Written exercise »
Below are some entries. Output each one exactly as it appears.

───── Input rows

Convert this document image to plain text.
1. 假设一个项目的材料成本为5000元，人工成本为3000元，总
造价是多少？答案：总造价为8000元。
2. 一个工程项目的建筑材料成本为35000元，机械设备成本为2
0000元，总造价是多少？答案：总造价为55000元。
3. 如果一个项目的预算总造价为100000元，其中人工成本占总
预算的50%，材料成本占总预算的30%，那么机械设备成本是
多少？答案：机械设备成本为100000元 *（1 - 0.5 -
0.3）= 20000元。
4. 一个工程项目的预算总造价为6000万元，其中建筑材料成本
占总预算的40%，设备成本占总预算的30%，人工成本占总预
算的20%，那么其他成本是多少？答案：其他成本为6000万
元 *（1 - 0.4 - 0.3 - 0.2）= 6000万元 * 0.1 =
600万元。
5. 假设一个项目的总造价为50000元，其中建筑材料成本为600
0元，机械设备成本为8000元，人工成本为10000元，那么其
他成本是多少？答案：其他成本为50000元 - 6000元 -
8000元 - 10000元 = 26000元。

──────────

Correct response »
Convert this document image to plain text.
1. 假设一个项目的材料成本为5000元，人工成本为3000元，总
造价是多少？答案：总造价为8000元。
2. 一个工程项目的建筑材料成本为35000元，机械设备成本为2
0000元，总造价是多少？答案：总造价为55000元。
3. 如果一个项目的预算总造价为100000元，其中人工成本占总
预算的50%，材料成本占总预算的30%，那么机械设备成本是
多少？答案：机械设备成本为100000元 *（1 - 0.5 -
0.3）= 20000元。
4. 一个工程项目的预算总造价为6000万元，其中建筑材料成本
占总预算的40%，设备成本占总预算的30%，人工成本占总预
算的20%，那么其他成本是多少？答案：其他成本为6000万
元 *（1 - 0.4 - 0.3 - 0.2）= 6000万元 * 0.1 =
600万元。
5. 假设一个项目的总造价为50000元，其中建筑材料成本为600
0元，机械设备成本为8000元，人工成本为10000元，那么其
他成本是多少？答案：其他成本为50000元 - 6000元 -
8000元 - 10000元 = 26000元。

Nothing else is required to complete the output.